Begin Listing

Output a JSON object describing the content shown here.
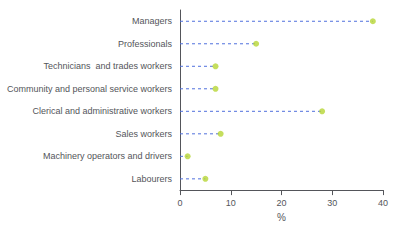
{
  "chart_data": {
    "type": "dot",
    "orientation": "horizontal",
    "categories": [
      "Managers",
      "Professionals",
      "Technicians  and trades workers",
      "Community and personal service workers",
      "Clerical and administrative workers",
      "Sales workers",
      "Machinery operators and drivers",
      "Labourers"
    ],
    "values": [
      38.0,
      15.0,
      7.0,
      7.0,
      28.0,
      8.0,
      1.5,
      5.0
    ],
    "xlabel": "%",
    "xlim": [
      0,
      40
    ],
    "xticks": [
      0,
      10,
      20,
      30,
      40
    ],
    "grid": false,
    "marker": "circle",
    "line_style": "dashed"
  }
}
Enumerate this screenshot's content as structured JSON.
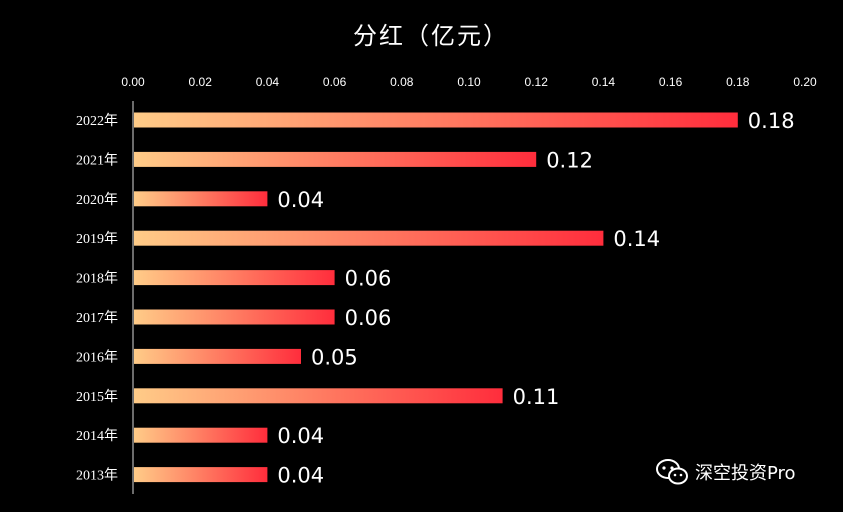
{
  "chart_data": {
    "type": "bar",
    "orientation": "horizontal",
    "title": "分红（亿元）",
    "categories": [
      "2022年",
      "2021年",
      "2020年",
      "2019年",
      "2018年",
      "2017年",
      "2016年",
      "2015年",
      "2014年",
      "2013年"
    ],
    "values": [
      0.18,
      0.12,
      0.04,
      0.14,
      0.06,
      0.06,
      0.05,
      0.11,
      0.04,
      0.04
    ],
    "value_labels": [
      "0.18",
      "0.12",
      "0.04",
      "0.14",
      "0.06",
      "0.06",
      "0.05",
      "0.11",
      "0.04",
      "0.04"
    ],
    "xlim": [
      0,
      0.2
    ],
    "x_ticks": [
      "0.00",
      "0.02",
      "0.04",
      "0.06",
      "0.08",
      "0.10",
      "0.12",
      "0.14",
      "0.16",
      "0.18",
      "0.20"
    ],
    "x_axis_position": "top",
    "grid": false,
    "legend": "none",
    "colors": {
      "bar_start": "#ffcc88",
      "bar_end": "#ff2d3c",
      "background": "#000000",
      "text": "#ffffff"
    }
  },
  "watermark": {
    "text": "深空投资Pro",
    "icon": "wechat-icon"
  }
}
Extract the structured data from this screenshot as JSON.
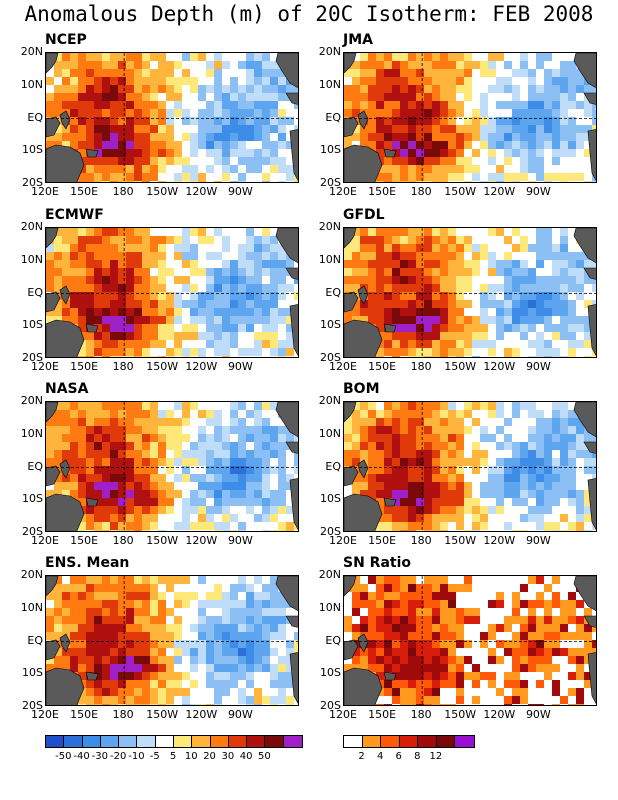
{
  "title": "Anomalous Depth (m) of 20C Isotherm: FEB 2008",
  "y_ticks": [
    "20N",
    "10N",
    "EQ",
    "10S",
    "20S"
  ],
  "x_ticks": [
    "120E",
    "150E",
    "180",
    "150W",
    "120W",
    "90W"
  ],
  "panels": [
    {
      "name": "NCEP",
      "kind": "anom"
    },
    {
      "name": "JMA",
      "kind": "anom"
    },
    {
      "name": "ECMWF",
      "kind": "anom"
    },
    {
      "name": "GFDL",
      "kind": "anom"
    },
    {
      "name": "NASA",
      "kind": "anom"
    },
    {
      "name": "BOM",
      "kind": "anom"
    },
    {
      "name": "ENS. Mean",
      "kind": "anom"
    },
    {
      "name": "SN Ratio",
      "kind": "snr"
    }
  ],
  "colorbar_anomaly": {
    "labels": [
      "-50",
      "-40",
      "-30",
      "-20",
      "-10",
      "-5",
      "5",
      "10",
      "20",
      "30",
      "40",
      "50"
    ],
    "colors": [
      "#1f4fc8",
      "#2c6fd8",
      "#3d8ce8",
      "#5ea5f0",
      "#8cc0f4",
      "#bfdcf8",
      "#ffffff",
      "#ffe87a",
      "#ffb43c",
      "#ff7a10",
      "#e03a0a",
      "#b01010",
      "#7a0a0a",
      "#a020c8"
    ]
  },
  "colorbar_snr": {
    "labels": [
      "2",
      "4",
      "6",
      "8",
      "12"
    ],
    "colors": [
      "#ffffff",
      "#ff9a1e",
      "#ff5a0a",
      "#d81e0a",
      "#a00a0a",
      "#7a0808",
      "#9a10d0"
    ]
  },
  "colors": {
    "land": "#5a5a5a",
    "background": "#ffffff"
  }
}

End Listing

All lines of the data above that include the word "background" must be shown.

** Exercise solution **
      "background": "#000000",
    "background": "#ffffff"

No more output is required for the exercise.